• **AIM**:
Please quote only the lines that start at the one with "Read all visible content and emit it as JSON." and go on to the last line of the data, both ends kept.

Figure dataset records:
^^^^^^^^^^^^^^^^

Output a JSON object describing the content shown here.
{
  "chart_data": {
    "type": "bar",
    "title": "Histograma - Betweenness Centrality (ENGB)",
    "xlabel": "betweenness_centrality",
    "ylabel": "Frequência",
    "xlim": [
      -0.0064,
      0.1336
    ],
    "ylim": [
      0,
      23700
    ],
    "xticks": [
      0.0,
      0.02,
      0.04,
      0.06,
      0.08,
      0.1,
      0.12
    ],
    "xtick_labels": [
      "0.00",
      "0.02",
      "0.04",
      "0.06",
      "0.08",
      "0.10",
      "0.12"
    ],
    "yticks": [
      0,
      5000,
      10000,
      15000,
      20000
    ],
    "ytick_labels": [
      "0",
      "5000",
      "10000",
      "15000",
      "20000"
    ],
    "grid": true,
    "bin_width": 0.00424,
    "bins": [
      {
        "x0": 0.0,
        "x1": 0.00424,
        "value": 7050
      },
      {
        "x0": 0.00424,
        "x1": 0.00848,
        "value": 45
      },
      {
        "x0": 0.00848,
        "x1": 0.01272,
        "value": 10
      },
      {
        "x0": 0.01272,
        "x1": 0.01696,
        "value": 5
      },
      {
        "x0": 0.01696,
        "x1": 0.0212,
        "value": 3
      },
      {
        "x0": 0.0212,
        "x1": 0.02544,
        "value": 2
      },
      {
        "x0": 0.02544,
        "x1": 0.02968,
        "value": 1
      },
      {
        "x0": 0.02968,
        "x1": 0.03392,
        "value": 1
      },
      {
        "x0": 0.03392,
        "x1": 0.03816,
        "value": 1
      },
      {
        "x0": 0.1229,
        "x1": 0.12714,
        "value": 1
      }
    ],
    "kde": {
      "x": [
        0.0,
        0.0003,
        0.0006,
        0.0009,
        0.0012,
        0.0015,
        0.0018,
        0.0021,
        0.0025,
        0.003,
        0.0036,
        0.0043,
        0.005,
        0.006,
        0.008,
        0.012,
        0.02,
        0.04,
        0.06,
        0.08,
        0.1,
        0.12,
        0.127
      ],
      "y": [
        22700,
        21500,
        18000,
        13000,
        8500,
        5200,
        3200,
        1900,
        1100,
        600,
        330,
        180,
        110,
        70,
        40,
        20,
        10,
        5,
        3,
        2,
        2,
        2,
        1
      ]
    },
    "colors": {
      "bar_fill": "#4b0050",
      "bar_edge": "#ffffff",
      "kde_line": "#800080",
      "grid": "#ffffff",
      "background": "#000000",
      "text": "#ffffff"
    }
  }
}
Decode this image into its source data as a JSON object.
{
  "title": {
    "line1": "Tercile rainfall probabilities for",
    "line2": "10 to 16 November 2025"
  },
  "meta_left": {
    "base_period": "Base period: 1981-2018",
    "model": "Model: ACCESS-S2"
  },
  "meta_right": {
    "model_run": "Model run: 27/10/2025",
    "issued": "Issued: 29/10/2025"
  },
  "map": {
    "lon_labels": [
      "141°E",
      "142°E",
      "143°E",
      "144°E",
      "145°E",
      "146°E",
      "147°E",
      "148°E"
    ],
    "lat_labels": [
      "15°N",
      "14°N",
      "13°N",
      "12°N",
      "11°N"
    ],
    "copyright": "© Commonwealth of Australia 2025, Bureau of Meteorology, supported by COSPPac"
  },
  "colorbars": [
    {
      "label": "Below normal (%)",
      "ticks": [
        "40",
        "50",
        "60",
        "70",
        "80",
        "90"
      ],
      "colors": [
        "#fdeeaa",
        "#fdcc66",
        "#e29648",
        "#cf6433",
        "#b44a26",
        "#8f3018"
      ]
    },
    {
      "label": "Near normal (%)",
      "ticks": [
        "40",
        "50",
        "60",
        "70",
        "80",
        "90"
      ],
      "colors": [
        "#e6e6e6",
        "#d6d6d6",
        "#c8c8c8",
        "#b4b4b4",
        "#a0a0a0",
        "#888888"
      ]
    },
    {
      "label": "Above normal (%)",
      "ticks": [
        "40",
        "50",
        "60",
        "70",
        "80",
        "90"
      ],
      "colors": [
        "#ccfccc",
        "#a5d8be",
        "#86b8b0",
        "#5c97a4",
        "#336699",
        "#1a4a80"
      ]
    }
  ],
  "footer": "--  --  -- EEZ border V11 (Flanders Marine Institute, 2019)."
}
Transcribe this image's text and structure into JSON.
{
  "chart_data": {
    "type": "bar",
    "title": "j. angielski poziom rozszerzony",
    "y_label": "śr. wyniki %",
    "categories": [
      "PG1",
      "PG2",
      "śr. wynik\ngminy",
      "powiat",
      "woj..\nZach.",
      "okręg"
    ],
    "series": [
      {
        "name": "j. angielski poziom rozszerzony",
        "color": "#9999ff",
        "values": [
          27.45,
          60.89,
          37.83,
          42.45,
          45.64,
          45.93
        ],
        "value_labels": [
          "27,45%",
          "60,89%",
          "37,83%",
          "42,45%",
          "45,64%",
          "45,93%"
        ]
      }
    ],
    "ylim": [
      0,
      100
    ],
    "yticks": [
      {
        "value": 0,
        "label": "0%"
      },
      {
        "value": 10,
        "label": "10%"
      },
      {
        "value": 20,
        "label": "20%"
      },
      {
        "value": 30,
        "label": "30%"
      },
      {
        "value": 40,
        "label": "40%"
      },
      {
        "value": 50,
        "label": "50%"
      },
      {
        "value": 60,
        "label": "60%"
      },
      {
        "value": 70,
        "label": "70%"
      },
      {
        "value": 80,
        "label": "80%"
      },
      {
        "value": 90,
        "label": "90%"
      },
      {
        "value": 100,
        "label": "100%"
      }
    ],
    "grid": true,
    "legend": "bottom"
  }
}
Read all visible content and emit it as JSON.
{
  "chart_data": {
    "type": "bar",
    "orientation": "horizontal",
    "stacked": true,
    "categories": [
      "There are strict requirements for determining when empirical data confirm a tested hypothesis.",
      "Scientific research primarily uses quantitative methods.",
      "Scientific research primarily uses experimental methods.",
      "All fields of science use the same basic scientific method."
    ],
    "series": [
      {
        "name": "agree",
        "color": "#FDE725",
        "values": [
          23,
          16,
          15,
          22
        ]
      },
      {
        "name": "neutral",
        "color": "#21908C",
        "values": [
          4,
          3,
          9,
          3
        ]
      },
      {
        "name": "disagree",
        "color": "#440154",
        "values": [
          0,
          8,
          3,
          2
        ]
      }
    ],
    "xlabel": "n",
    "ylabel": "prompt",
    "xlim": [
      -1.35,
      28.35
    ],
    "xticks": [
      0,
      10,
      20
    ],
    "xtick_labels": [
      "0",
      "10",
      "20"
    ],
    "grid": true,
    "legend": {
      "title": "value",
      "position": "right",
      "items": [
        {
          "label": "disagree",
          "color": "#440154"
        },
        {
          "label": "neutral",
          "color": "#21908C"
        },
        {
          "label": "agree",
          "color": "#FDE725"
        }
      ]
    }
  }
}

^^^^^^^^^^^^^^^^

• **RESULT BELOW**:
Read all visible content and emit it as JSON.
{
  "chart_data": {
    "type": "bar",
    "orientation": "horizontal",
    "stacked": true,
    "categories": [
      "There are strict requirements for determining when empirical data confirm a tested hypothesis.",
      "Scientific research primarily uses quantitative methods.",
      "Scientific research primarily uses experimental methods.",
      "All fields of science use the same basic scientific method."
    ],
    "series": [
      {
        "name": "agree",
        "color": "#FDE725",
        "values": [
          23,
          16,
          15,
          22
        ]
      },
      {
        "name": "neutral",
        "color": "#21908C",
        "values": [
          4,
          3,
          9,
          3
        ]
      },
      {
        "name": "disagree",
        "color": "#440154",
        "values": [
          0,
          8,
          3,
          2
        ]
      }
    ],
    "xlabel": "n",
    "ylabel": "prompt",
    "xlim": [
      -1.35,
      28.35
    ],
    "xticks": [
      0,
      10,
      20
    ],
    "xtick_labels": [
      "0",
      "10",
      "20"
    ],
    "grid": true,
    "legend": {
      "title": "value",
      "position": "right",
      "items": [
        {
          "label": "disagree",
          "color": "#440154"
        },
        {
          "label": "neutral",
          "color": "#21908C"
        },
        {
          "label": "agree",
          "color": "#FDE725"
        }
      ]
    }
  }
}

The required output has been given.